__Stated task__
List all lines in the material below that contain "style".

========================================

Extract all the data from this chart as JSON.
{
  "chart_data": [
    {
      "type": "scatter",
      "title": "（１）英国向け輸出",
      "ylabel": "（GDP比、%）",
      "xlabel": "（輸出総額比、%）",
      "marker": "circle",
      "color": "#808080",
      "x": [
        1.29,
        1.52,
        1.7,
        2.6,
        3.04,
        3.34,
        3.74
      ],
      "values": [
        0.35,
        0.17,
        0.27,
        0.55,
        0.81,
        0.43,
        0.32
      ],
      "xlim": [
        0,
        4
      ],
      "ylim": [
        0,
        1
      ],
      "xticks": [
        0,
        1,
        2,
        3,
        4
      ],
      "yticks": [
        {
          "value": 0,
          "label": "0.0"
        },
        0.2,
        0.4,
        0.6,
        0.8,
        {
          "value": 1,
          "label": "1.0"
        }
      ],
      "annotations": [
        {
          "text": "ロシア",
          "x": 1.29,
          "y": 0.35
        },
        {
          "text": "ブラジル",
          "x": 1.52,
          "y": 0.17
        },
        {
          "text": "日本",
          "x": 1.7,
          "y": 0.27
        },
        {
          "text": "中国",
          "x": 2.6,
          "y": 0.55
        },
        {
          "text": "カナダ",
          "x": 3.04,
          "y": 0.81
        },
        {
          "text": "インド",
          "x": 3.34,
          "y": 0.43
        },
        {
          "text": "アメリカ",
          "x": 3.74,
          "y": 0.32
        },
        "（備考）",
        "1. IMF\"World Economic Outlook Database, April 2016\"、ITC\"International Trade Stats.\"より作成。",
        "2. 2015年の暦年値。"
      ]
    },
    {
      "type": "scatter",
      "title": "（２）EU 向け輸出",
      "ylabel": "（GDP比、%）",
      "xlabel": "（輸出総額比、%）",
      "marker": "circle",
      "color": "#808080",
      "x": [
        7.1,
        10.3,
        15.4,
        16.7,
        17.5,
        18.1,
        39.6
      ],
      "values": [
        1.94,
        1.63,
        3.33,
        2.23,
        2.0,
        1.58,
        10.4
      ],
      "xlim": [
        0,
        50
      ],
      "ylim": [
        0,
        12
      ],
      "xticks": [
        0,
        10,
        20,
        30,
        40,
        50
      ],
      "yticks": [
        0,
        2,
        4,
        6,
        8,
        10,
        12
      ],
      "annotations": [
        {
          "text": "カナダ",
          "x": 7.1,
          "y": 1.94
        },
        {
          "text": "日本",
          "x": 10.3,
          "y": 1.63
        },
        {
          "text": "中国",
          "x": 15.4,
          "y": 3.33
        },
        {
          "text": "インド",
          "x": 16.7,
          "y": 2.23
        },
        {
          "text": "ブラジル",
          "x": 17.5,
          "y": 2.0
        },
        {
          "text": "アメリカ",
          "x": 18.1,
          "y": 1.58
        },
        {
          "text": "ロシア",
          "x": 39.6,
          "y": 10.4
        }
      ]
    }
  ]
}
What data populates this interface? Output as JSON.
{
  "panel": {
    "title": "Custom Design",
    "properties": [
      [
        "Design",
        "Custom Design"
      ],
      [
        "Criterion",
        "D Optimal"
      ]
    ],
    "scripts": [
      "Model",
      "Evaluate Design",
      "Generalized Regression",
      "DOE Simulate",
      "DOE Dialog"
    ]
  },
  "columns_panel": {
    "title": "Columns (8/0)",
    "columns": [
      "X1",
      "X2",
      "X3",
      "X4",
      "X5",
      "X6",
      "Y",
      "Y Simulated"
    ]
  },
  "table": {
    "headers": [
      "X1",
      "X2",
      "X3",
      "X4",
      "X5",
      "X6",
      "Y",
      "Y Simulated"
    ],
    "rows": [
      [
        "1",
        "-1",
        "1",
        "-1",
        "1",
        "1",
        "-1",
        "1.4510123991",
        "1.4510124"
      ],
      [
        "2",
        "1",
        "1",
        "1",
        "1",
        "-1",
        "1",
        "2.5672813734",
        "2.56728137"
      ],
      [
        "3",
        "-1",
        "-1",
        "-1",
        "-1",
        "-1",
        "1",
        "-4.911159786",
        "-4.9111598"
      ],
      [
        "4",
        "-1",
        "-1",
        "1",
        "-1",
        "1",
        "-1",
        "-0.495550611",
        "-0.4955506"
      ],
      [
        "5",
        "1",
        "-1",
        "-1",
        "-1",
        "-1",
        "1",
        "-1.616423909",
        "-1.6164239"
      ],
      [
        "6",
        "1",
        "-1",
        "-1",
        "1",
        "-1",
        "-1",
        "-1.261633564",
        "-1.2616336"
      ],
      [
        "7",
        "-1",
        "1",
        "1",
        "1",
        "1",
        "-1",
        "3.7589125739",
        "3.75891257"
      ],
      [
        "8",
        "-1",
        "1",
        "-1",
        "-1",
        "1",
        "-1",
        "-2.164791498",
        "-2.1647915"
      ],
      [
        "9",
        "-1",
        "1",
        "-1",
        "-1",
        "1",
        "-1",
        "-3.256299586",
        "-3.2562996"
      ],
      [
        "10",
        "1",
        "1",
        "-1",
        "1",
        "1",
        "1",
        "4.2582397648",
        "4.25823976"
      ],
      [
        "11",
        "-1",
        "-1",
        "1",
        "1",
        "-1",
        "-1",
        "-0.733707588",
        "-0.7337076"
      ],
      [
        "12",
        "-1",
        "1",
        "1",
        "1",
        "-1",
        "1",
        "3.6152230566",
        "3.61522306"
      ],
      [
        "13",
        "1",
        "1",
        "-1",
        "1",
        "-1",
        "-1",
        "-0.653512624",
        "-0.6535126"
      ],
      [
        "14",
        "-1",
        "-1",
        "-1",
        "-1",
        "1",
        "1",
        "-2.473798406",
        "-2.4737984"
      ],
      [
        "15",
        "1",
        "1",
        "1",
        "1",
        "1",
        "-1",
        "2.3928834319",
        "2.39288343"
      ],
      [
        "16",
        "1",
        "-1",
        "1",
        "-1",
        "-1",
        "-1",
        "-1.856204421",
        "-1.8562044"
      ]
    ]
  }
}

========================================

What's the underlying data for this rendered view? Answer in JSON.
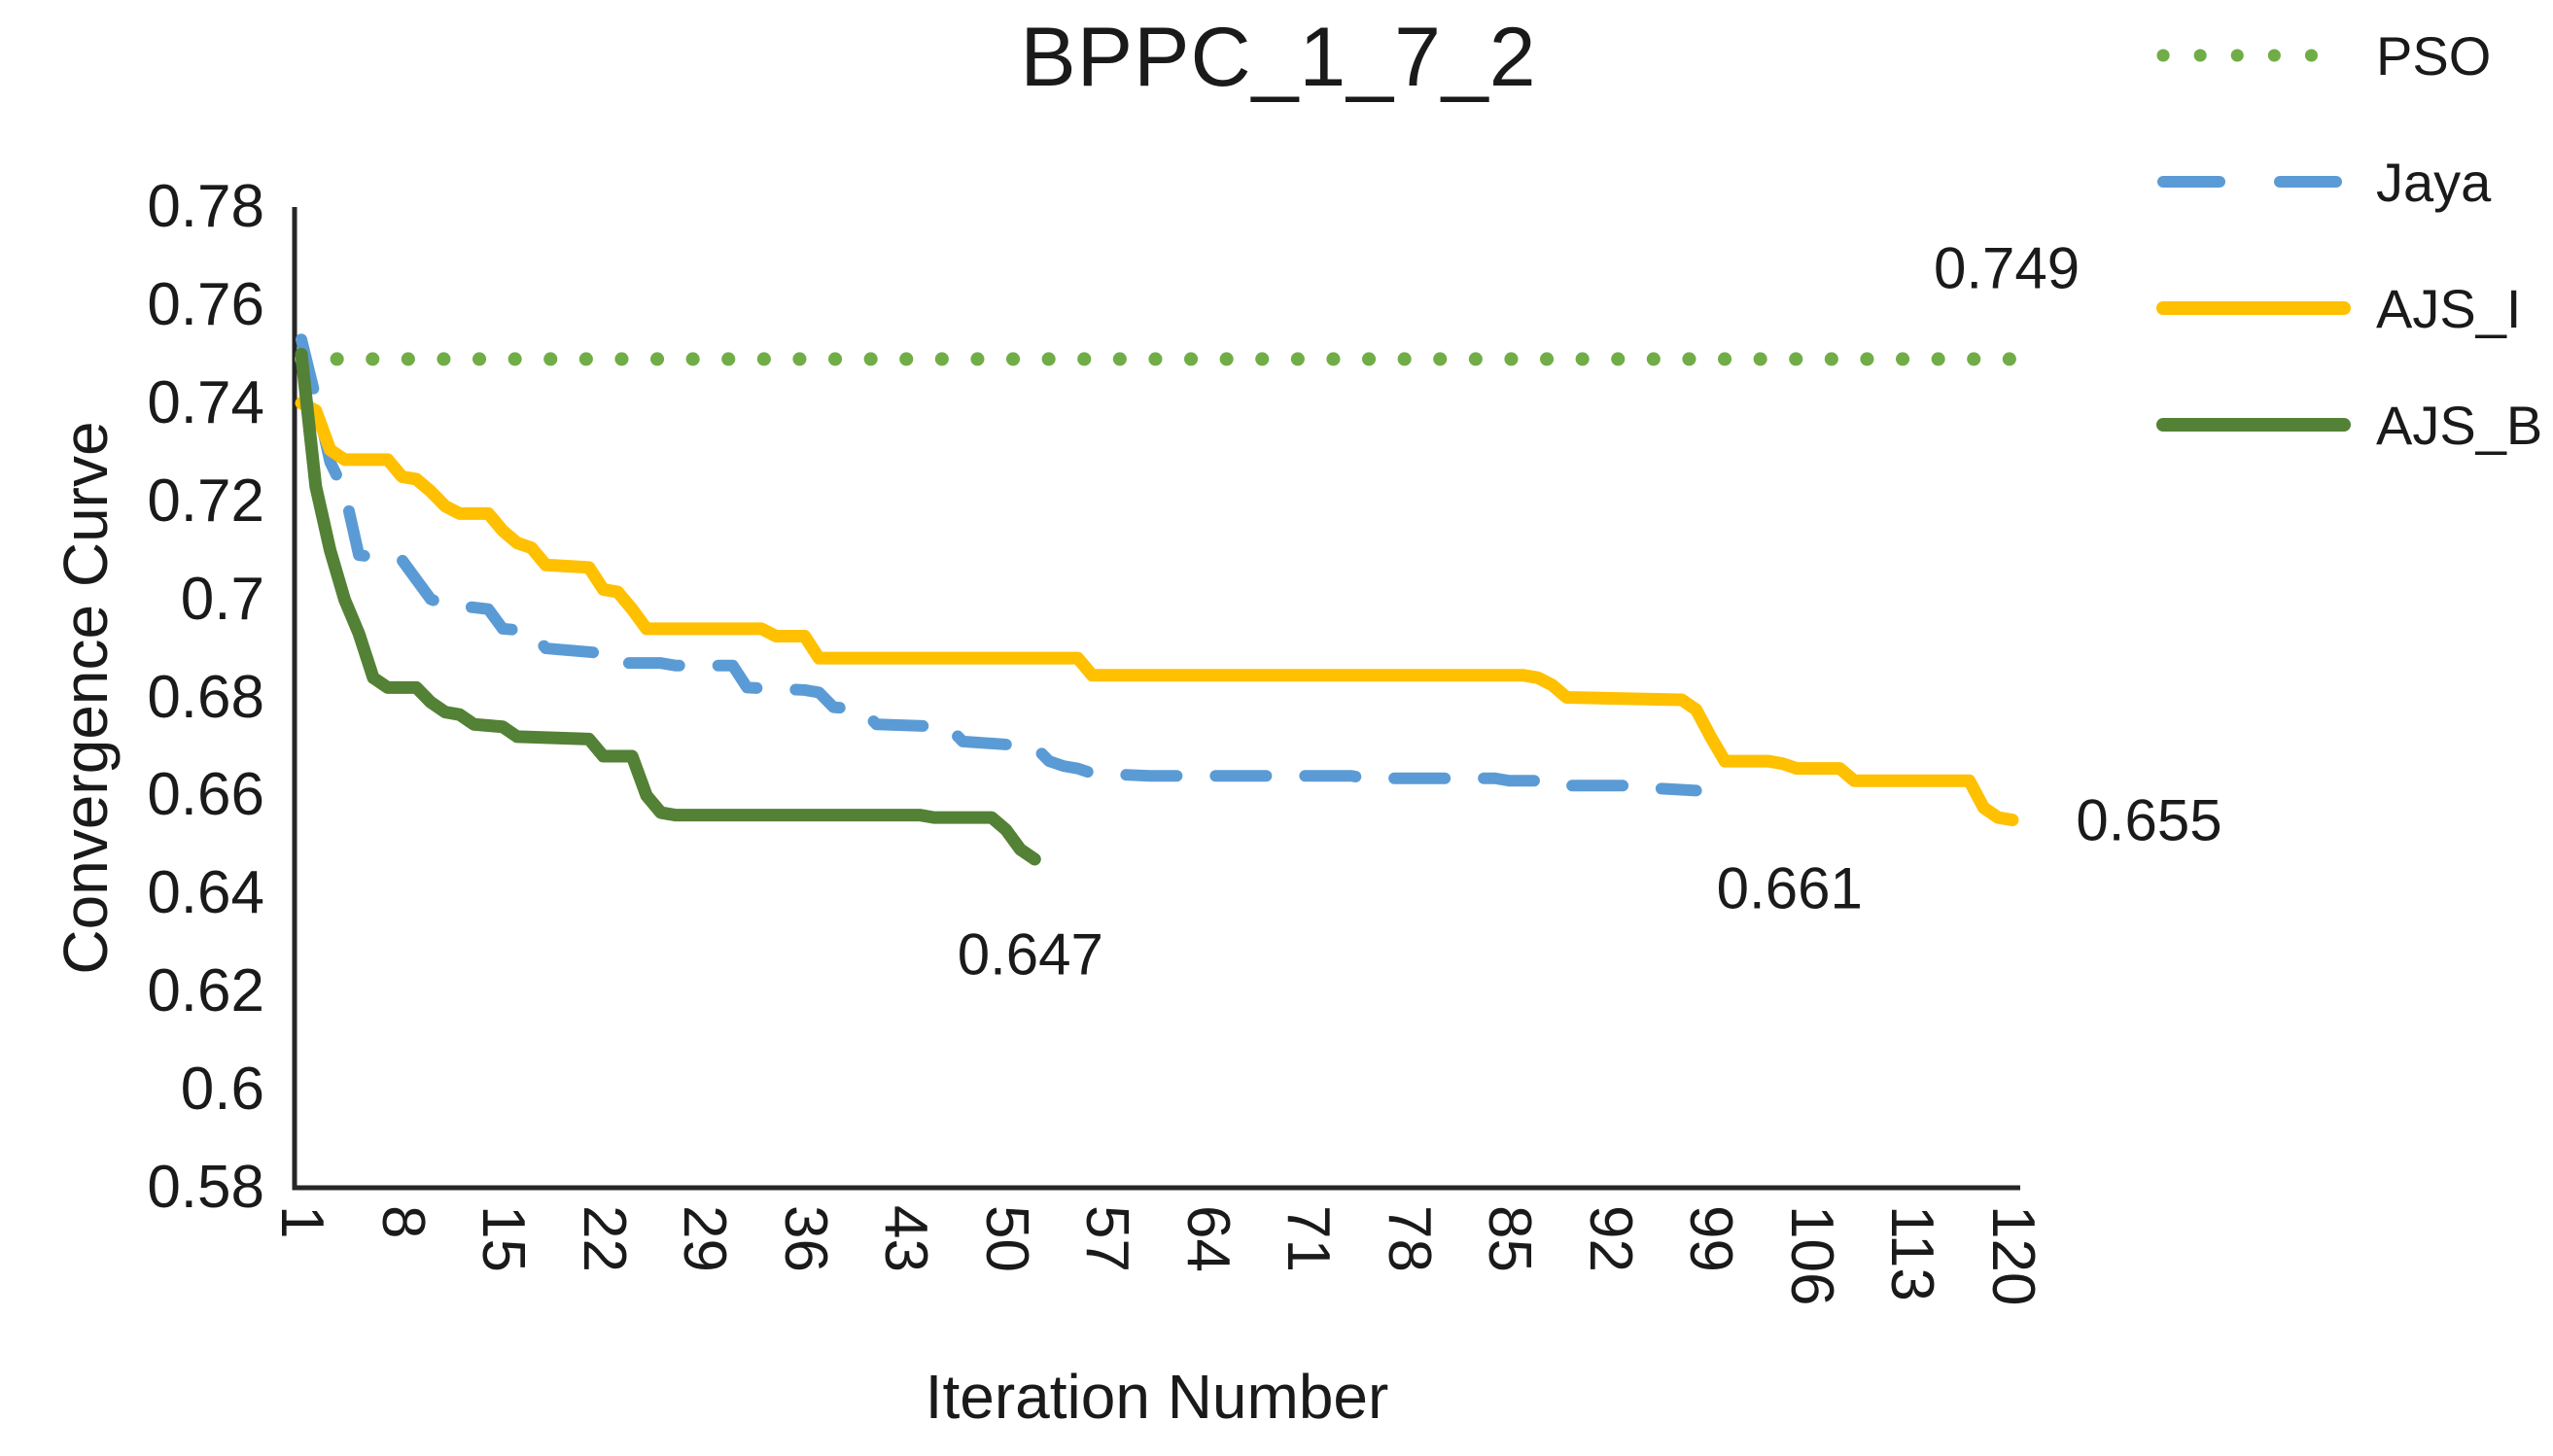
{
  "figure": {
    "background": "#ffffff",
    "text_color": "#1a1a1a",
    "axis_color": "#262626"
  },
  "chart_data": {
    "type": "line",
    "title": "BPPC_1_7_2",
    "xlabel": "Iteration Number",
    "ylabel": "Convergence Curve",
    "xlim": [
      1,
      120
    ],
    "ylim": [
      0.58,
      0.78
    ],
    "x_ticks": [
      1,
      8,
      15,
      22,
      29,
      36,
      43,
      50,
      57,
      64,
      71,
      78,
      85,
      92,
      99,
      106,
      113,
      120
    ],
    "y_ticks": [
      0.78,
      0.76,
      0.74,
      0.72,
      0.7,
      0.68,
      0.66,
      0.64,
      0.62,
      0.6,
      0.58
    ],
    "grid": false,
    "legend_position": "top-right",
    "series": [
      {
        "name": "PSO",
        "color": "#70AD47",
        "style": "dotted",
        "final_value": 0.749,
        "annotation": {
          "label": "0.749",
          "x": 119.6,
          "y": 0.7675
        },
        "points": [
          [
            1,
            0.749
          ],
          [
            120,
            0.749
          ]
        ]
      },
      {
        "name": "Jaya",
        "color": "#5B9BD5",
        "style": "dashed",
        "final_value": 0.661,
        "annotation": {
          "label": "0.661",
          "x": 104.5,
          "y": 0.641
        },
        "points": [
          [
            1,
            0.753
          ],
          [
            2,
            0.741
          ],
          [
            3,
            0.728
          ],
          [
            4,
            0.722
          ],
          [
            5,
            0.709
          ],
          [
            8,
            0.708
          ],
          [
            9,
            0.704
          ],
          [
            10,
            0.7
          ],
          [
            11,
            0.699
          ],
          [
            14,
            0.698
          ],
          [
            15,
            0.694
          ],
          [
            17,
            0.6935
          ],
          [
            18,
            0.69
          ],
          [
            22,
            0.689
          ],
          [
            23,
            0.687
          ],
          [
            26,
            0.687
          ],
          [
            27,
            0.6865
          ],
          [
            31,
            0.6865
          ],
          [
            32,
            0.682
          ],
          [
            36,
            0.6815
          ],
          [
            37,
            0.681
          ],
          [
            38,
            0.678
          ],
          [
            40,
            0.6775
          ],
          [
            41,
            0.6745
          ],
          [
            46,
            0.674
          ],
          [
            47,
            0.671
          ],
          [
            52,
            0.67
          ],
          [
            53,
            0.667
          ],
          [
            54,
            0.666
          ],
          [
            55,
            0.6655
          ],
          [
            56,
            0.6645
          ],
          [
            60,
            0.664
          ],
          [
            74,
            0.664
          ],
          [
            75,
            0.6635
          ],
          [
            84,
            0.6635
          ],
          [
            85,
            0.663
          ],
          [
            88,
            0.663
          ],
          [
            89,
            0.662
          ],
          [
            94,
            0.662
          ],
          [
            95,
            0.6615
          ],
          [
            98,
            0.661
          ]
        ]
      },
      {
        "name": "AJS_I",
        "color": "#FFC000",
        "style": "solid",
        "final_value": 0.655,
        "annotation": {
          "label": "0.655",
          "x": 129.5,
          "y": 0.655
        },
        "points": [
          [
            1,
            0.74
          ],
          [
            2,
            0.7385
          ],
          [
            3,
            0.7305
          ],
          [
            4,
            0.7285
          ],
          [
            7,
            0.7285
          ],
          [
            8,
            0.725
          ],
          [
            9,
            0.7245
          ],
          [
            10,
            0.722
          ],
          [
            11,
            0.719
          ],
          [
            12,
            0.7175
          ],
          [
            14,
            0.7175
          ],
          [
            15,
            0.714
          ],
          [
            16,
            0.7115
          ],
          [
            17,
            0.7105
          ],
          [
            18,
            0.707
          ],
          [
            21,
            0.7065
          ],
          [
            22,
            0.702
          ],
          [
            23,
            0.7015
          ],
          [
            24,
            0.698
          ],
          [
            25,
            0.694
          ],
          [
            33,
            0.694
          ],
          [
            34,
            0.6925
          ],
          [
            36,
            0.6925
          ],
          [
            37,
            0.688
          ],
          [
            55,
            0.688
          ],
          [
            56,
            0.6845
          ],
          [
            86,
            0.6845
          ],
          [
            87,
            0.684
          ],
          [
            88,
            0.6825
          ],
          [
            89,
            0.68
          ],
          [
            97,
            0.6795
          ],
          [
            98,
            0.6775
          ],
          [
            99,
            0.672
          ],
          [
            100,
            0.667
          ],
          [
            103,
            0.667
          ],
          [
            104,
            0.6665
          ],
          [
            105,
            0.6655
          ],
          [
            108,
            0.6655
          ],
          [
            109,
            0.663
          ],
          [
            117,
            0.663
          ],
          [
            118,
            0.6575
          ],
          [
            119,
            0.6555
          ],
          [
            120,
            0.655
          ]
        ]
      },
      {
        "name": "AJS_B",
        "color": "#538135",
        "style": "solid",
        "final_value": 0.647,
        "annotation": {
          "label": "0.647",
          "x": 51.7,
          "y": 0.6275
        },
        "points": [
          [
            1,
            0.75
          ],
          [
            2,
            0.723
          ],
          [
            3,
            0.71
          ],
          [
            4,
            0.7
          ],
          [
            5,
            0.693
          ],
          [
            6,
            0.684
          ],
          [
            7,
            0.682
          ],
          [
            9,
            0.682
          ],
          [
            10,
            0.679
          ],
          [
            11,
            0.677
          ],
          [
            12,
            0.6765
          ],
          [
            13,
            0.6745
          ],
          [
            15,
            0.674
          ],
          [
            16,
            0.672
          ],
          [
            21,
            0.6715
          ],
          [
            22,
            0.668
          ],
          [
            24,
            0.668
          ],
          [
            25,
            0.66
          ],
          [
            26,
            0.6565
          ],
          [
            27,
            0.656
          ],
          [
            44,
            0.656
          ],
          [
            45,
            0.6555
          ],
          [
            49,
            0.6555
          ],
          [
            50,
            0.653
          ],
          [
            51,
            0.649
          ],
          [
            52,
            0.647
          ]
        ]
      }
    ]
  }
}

========================================

__Correct output__
        "style": "dotted",
        "style": "dashed",
        "style": "solid",
        "style": "solid",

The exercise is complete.